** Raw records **
========

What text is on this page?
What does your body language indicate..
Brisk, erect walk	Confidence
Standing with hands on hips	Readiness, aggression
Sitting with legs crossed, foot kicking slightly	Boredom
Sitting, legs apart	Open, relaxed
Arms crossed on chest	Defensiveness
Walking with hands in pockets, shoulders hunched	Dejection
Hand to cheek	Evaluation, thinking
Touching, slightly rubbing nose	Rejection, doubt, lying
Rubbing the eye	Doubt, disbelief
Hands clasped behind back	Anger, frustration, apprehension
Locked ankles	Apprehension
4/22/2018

========

** Work to complete **
Print the records above exactly as they appear.

** Solution below **
What text is on this page?
What does your body language indicate..
Brisk, erect walk	Confidence
Standing with hands on hips	Readiness, aggression
Sitting with legs crossed, foot kicking slightly	Boredom
Sitting, legs apart	Open, relaxed
Arms crossed on chest	Defensiveness
Walking with hands in pockets, shoulders hunched	Dejection
Hand to cheek	Evaluation, thinking
Touching, slightly rubbing nose	Rejection, doubt, lying
Rubbing the eye	Doubt, disbelief
Hands clasped behind back	Anger, frustration, apprehension
Locked ankles	Apprehension
4/22/2018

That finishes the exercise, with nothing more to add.